--- Written task ---
Leave the pictures out and print every record below exactly as it stands.

--- Dataset content ---
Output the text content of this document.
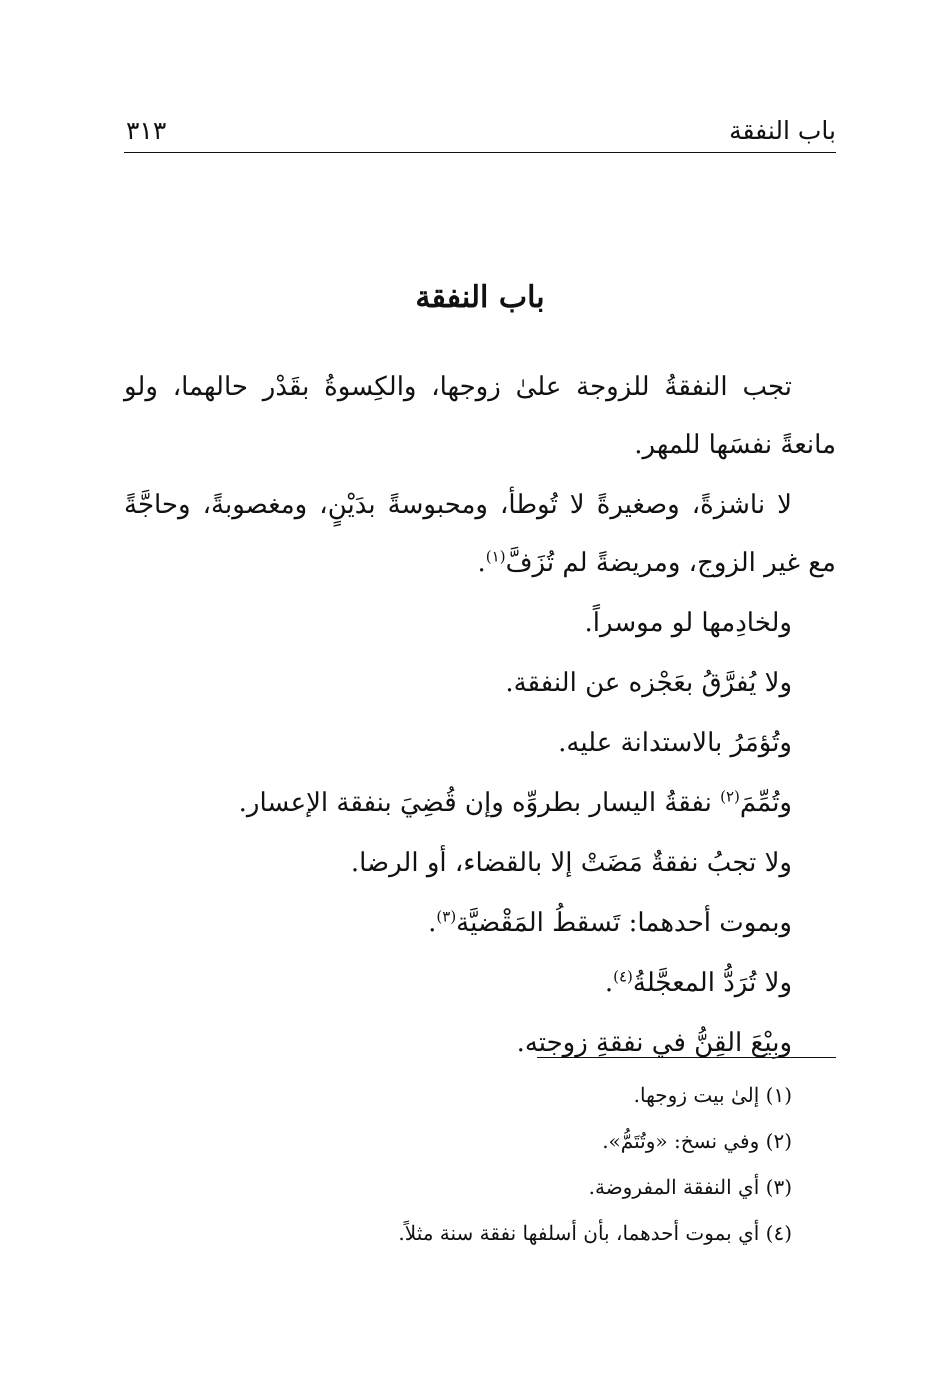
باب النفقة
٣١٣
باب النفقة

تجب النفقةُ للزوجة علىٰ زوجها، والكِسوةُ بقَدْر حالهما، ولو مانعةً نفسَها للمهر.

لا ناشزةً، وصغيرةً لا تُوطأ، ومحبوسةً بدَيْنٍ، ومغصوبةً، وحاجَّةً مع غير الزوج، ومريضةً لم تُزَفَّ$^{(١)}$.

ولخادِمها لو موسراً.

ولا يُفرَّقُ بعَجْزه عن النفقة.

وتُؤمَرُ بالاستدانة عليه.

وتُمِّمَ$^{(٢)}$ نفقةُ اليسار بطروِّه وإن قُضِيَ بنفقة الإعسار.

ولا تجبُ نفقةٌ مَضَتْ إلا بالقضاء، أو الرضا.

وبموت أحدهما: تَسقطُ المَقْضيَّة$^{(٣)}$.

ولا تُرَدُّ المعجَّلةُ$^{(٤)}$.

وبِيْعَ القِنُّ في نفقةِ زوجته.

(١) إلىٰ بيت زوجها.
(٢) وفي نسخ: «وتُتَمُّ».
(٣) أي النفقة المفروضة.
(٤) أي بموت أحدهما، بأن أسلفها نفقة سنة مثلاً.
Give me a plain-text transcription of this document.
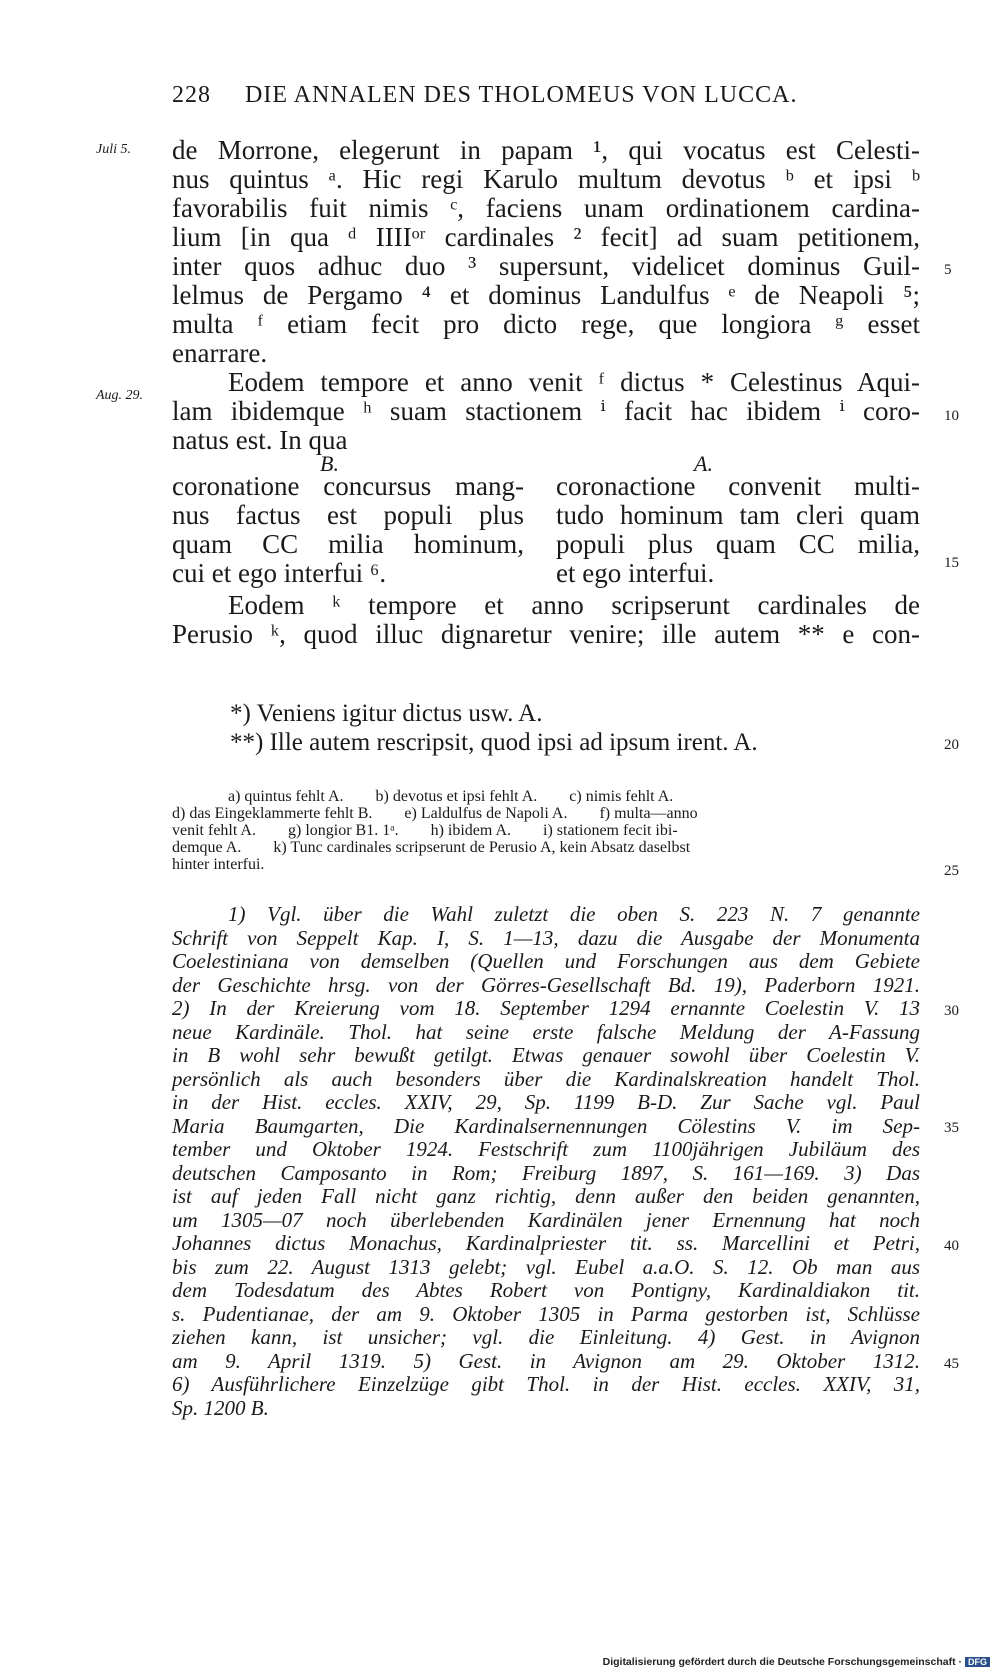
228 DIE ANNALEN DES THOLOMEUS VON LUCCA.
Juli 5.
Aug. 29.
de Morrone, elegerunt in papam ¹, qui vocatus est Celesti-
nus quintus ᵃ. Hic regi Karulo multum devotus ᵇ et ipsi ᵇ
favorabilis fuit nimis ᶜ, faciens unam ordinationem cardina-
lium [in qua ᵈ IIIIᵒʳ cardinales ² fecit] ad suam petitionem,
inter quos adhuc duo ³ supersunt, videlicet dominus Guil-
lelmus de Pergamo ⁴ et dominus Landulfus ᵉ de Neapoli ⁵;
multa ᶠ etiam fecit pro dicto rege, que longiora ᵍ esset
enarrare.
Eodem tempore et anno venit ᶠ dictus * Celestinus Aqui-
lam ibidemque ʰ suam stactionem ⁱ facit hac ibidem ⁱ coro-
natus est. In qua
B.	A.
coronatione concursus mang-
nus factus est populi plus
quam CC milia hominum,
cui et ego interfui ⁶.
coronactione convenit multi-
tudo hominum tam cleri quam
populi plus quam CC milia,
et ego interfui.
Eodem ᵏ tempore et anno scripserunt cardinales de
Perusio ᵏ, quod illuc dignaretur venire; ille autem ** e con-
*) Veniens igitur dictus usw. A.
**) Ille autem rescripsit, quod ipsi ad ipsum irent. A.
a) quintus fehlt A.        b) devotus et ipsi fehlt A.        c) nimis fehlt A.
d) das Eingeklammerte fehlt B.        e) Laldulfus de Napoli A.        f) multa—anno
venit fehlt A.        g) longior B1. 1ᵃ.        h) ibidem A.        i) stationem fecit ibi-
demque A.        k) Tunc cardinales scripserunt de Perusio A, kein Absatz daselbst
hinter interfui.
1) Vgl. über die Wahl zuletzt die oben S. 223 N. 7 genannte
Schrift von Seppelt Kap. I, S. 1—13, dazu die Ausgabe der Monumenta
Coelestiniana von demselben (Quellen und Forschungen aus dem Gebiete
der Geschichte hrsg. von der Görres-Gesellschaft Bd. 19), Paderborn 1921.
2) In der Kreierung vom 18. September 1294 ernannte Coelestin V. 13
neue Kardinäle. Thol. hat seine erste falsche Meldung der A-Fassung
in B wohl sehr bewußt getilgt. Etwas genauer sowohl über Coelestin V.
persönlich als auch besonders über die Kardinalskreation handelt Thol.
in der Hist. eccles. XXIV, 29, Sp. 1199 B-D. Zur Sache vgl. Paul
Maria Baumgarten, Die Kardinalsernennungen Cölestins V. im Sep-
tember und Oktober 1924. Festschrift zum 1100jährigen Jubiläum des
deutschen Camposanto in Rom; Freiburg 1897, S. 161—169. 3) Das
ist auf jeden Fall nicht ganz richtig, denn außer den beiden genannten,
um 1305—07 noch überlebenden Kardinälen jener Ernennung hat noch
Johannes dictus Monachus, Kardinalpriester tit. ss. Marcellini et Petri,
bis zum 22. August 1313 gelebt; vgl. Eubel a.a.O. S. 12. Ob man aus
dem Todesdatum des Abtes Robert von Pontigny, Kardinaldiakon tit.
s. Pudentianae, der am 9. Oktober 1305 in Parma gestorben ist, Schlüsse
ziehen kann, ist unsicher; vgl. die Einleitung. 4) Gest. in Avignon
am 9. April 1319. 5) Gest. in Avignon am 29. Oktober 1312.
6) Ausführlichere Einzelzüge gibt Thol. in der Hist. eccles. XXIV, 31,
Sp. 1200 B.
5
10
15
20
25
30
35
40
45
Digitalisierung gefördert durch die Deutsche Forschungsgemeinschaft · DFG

--- The output ---
Output the text content of this document.
باب النفقة
٣١٣
باب النفقة

تجب النفقةُ للزوجة علىٰ زوجها، والكِسوةُ بقَدْر حالهما، ولو مانعةً نفسَها للمهر.

لا ناشزةً، وصغيرةً لا تُوطأ، ومحبوسةً بدَيْنٍ، ومغصوبةً، وحاجَّةً مع غير الزوج، ومريضةً لم تُزَفَّ$^{(١)}$.

ولخادِمها لو موسراً.

ولا يُفرَّقُ بعَجْزه عن النفقة.

وتُؤمَرُ بالاستدانة عليه.

وتُمِّمَ$^{(٢)}$ نفقةُ اليسار بطروِّه وإن قُضِيَ بنفقة الإعسار.

ولا تجبُ نفقةٌ مَضَتْ إلا بالقضاء، أو الرضا.

وبموت أحدهما: تَسقطُ المَقْضيَّة$^{(٣)}$.

ولا تُرَدُّ المعجَّلةُ$^{(٤)}$.

وبِيْعَ القِنُّ في نفقةِ زوجته.

(١) إلىٰ بيت زوجها.
(٢) وفي نسخ: «وتُتَمُّ».
(٣) أي النفقة المفروضة.
(٤) أي بموت أحدهما، بأن أسلفها نفقة سنة مثلاً.
Give me a plain-text transcription of this document.
228 DIE ANNALEN DES THOLOMEUS VON LUCCA.
Juli 5.
Aug. 29.
de Morrone, elegerunt in papam ¹, qui vocatus est Celesti-
nus quintus ᵃ. Hic regi Karulo multum devotus ᵇ et ipsi ᵇ
favorabilis fuit nimis ᶜ, faciens unam ordinationem cardina-
lium [in qua ᵈ IIIIᵒʳ cardinales ² fecit] ad suam petitionem,
inter quos adhuc duo ³ supersunt, videlicet dominus Guil-
lelmus de Pergamo ⁴ et dominus Landulfus ᵉ de Neapoli ⁵;
multa ᶠ etiam fecit pro dicto rege, que longiora ᵍ esset
enarrare.
Eodem tempore et anno venit ᶠ dictus * Celestinus Aqui-
lam ibidemque ʰ suam stactionem ⁱ facit hac ibidem ⁱ coro-
natus est. In qua
B.	A.
coronatione concursus mang-
nus factus est populi plus
quam CC milia hominum,
cui et ego interfui ⁶.
coronactione convenit multi-
tudo hominum tam cleri quam
populi plus quam CC milia,
et ego interfui.
Eodem ᵏ tempore et anno scripserunt cardinales de
Perusio ᵏ, quod illuc dignaretur venire; ille autem ** e con-
*) Veniens igitur dictus usw. A.
**) Ille autem rescripsit, quod ipsi ad ipsum irent. A.
a) quintus fehlt A.        b) devotus et ipsi fehlt A.        c) nimis fehlt A.
d) das Eingeklammerte fehlt B.        e) Laldulfus de Napoli A.        f) multa—anno
venit fehlt A.        g) longior B1. 1ᵃ.        h) ibidem A.        i) stationem fecit ibi-
demque A.        k) Tunc cardinales scripserunt de Perusio A, kein Absatz daselbst
hinter interfui.
1) Vgl. über die Wahl zuletzt die oben S. 223 N. 7 genannte
Schrift von Seppelt Kap. I, S. 1—13, dazu die Ausgabe der Monumenta
Coelestiniana von demselben (Quellen und Forschungen aus dem Gebiete
der Geschichte hrsg. von der Görres-Gesellschaft Bd. 19), Paderborn 1921.
2) In der Kreierung vom 18. September 1294 ernannte Coelestin V. 13
neue Kardinäle. Thol. hat seine erste falsche Meldung der A-Fassung
in B wohl sehr bewußt getilgt. Etwas genauer sowohl über Coelestin V.
persönlich als auch besonders über die Kardinalskreation handelt Thol.
in der Hist. eccles. XXIV, 29, Sp. 1199 B-D. Zur Sache vgl. Paul
Maria Baumgarten, Die Kardinalsernennungen Cölestins V. im Sep-
tember und Oktober 1924. Festschrift zum 1100jährigen Jubiläum des
deutschen Camposanto in Rom; Freiburg 1897, S. 161—169. 3) Das
ist auf jeden Fall nicht ganz richtig, denn außer den beiden genannten,
um 1305—07 noch überlebenden Kardinälen jener Ernennung hat noch
Johannes dictus Monachus, Kardinalpriester tit. ss. Marcellini et Petri,
bis zum 22. August 1313 gelebt; vgl. Eubel a.a.O. S. 12. Ob man aus
dem Todesdatum des Abtes Robert von Pontigny, Kardinaldiakon tit.
s. Pudentianae, der am 9. Oktober 1305 in Parma gestorben ist, Schlüsse
ziehen kann, ist unsicher; vgl. die Einleitung. 4) Gest. in Avignon
am 9. April 1319. 5) Gest. in Avignon am 29. Oktober 1312.
6) Ausführlichere Einzelzüge gibt Thol. in der Hist. eccles. XXIV, 31,
Sp. 1200 B.
5
10
15
20
25
30
35
40
45
Digitalisierung gefördert durch die Deutsche Forschungsgemeinschaft · DFG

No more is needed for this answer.